→ **Objective**:
Select from the records below every line that has the word "color" in it.

→ **Data in this exercise**:
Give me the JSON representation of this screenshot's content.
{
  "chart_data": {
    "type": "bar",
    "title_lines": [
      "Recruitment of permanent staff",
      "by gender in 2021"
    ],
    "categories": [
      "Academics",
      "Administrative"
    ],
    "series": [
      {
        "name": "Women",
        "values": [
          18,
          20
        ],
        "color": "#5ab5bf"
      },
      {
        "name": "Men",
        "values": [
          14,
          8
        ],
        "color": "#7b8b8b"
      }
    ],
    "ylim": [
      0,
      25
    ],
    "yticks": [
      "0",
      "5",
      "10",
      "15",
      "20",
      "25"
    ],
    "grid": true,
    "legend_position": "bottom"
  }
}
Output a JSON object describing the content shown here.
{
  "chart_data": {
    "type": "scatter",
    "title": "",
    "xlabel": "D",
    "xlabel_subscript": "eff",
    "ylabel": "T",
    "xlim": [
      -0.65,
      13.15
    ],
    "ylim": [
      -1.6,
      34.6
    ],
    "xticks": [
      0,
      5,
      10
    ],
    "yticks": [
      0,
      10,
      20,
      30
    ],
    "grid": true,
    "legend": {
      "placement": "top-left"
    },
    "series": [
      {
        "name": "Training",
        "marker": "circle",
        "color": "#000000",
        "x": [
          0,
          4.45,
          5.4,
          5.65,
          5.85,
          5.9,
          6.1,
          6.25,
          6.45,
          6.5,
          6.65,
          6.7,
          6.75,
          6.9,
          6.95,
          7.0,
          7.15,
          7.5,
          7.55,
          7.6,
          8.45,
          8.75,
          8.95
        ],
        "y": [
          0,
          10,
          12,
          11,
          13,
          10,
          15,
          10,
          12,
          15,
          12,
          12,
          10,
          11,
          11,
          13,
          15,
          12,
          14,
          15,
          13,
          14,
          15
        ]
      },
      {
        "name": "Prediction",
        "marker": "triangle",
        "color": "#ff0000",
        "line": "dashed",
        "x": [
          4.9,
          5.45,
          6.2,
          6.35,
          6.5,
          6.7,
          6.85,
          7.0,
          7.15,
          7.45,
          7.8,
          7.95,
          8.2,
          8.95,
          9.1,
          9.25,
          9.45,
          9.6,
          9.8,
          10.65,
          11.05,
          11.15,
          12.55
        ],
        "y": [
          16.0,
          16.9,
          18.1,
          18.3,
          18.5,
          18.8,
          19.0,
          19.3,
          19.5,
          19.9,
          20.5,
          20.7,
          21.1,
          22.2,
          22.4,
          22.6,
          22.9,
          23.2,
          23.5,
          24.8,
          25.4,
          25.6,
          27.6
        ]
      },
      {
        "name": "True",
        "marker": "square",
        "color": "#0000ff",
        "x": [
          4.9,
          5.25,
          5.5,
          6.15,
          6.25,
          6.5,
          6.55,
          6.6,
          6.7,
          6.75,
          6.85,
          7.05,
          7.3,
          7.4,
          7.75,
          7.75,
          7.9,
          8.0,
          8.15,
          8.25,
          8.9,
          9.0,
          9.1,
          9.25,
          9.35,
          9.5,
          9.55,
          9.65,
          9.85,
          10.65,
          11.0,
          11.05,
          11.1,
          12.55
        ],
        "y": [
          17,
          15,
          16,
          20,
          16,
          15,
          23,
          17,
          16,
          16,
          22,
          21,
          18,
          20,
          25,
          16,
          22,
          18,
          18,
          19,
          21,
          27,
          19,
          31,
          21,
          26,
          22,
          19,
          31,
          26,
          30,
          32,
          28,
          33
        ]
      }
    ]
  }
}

→ **The reply**:
        "color": "#5ab5bf"
        "color": "#7b8b8b"
        "color": "#000000",
        "color": "#ff0000",
        "color": "#0000ff",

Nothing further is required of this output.